--- Exercise task ---
In your copy, leave out the pictures; write out all the data exactly.

Records from a collection of figures:

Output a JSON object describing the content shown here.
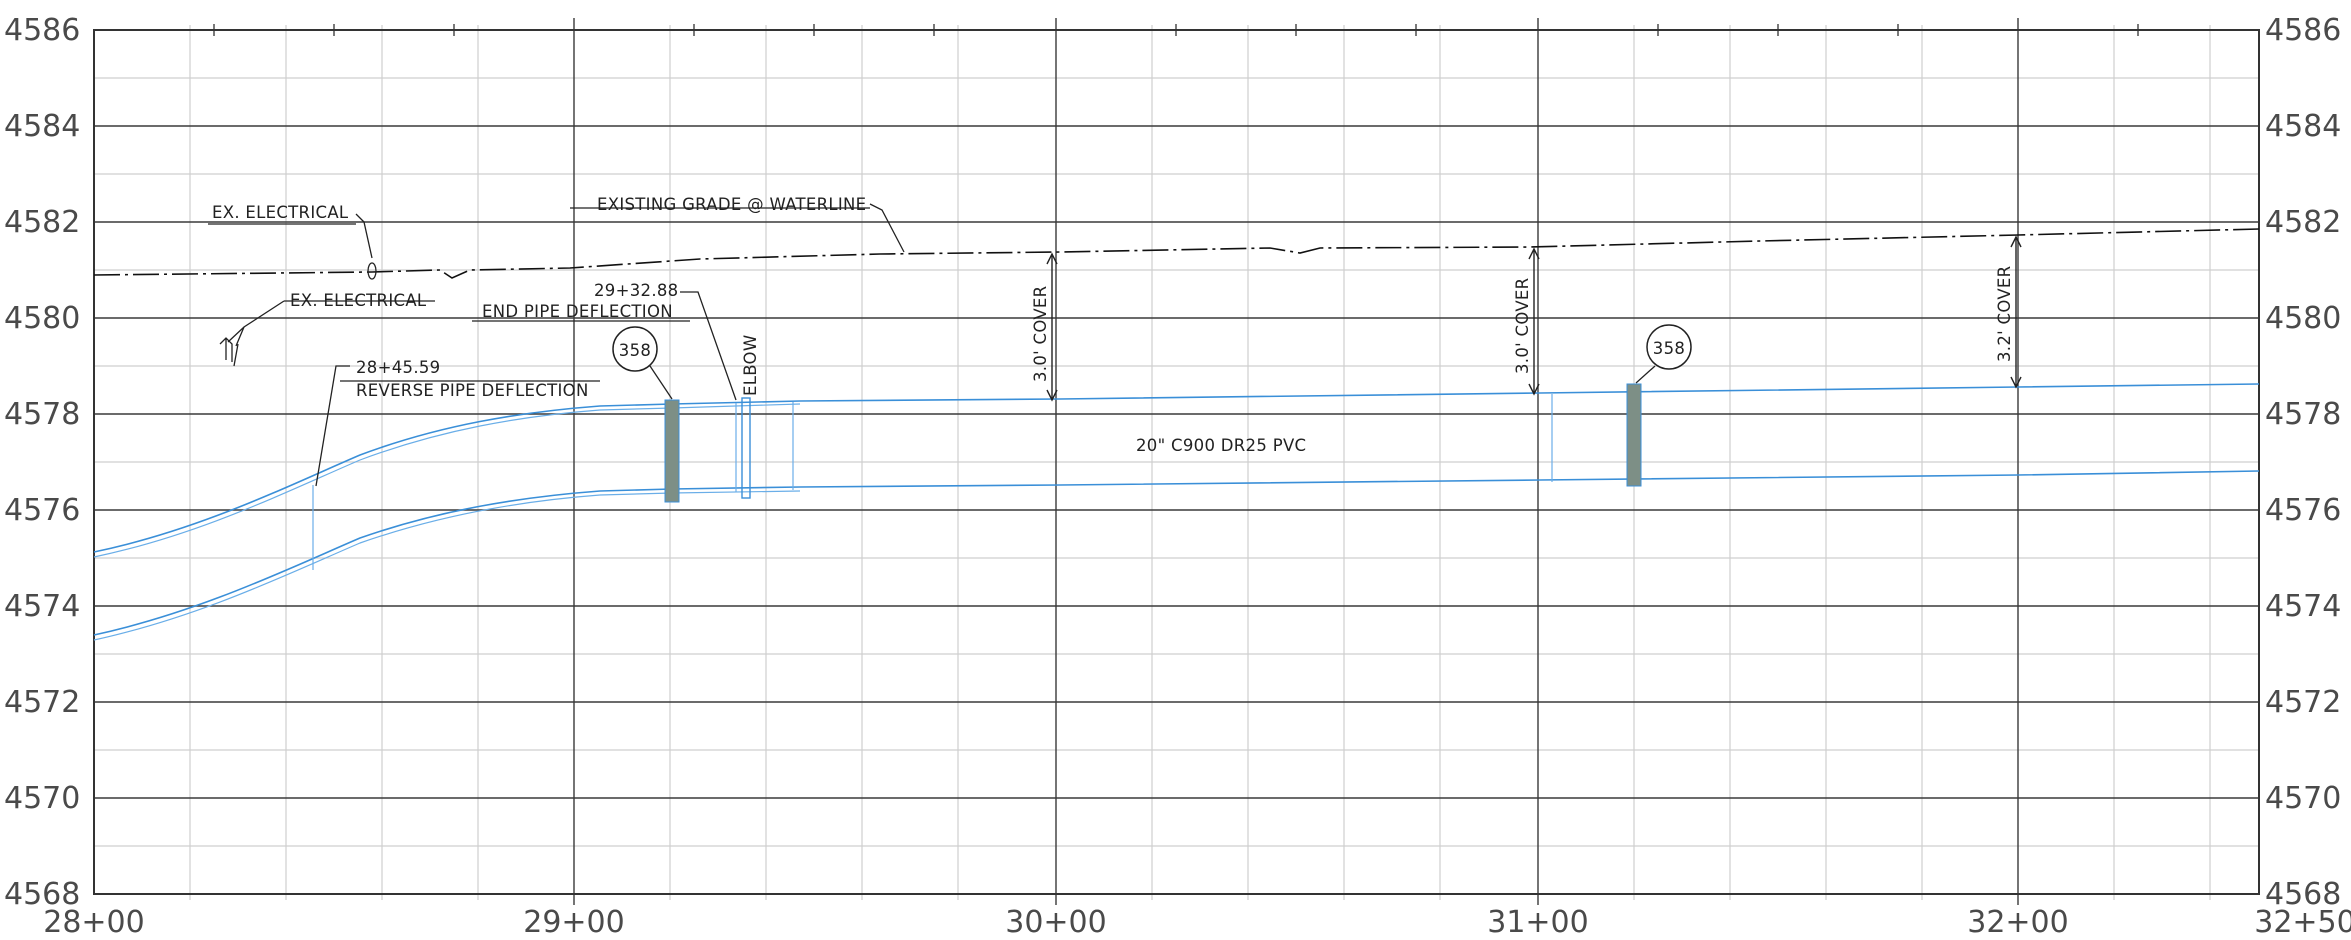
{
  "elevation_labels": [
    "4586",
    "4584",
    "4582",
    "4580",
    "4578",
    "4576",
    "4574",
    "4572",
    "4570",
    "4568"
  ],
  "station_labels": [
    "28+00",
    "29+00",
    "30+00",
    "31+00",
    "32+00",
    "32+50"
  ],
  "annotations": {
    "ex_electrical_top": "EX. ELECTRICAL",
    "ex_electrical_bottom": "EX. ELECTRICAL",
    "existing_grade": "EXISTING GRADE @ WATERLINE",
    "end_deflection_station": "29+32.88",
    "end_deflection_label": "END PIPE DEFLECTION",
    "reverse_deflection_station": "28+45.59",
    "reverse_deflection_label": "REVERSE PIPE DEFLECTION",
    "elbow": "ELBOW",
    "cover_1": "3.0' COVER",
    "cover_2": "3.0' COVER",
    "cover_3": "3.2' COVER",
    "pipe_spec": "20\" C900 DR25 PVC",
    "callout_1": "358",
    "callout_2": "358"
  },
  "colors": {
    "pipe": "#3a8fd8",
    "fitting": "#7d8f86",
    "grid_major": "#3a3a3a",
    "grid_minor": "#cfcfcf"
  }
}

--- The response ---
Output a JSON object describing the content shown here.
{
  "elevation_labels": [
    "4586",
    "4584",
    "4582",
    "4580",
    "4578",
    "4576",
    "4574",
    "4572",
    "4570",
    "4568"
  ],
  "station_labels": [
    "28+00",
    "29+00",
    "30+00",
    "31+00",
    "32+00",
    "32+50"
  ],
  "annotations": {
    "ex_electrical_top": "EX. ELECTRICAL",
    "ex_electrical_bottom": "EX. ELECTRICAL",
    "existing_grade": "EXISTING GRADE @ WATERLINE",
    "end_deflection_station": "29+32.88",
    "end_deflection_label": "END PIPE DEFLECTION",
    "reverse_deflection_station": "28+45.59",
    "reverse_deflection_label": "REVERSE PIPE DEFLECTION",
    "elbow": "ELBOW",
    "cover_1": "3.0' COVER",
    "cover_2": "3.0' COVER",
    "cover_3": "3.2' COVER",
    "pipe_spec": "20\" C900 DR25 PVC",
    "callout_1": "358",
    "callout_2": "358"
  },
  "colors": {
    "pipe": "#3a8fd8",
    "fitting": "#7d8f86",
    "grid_major": "#3a3a3a",
    "grid_minor": "#cfcfcf"
  }
}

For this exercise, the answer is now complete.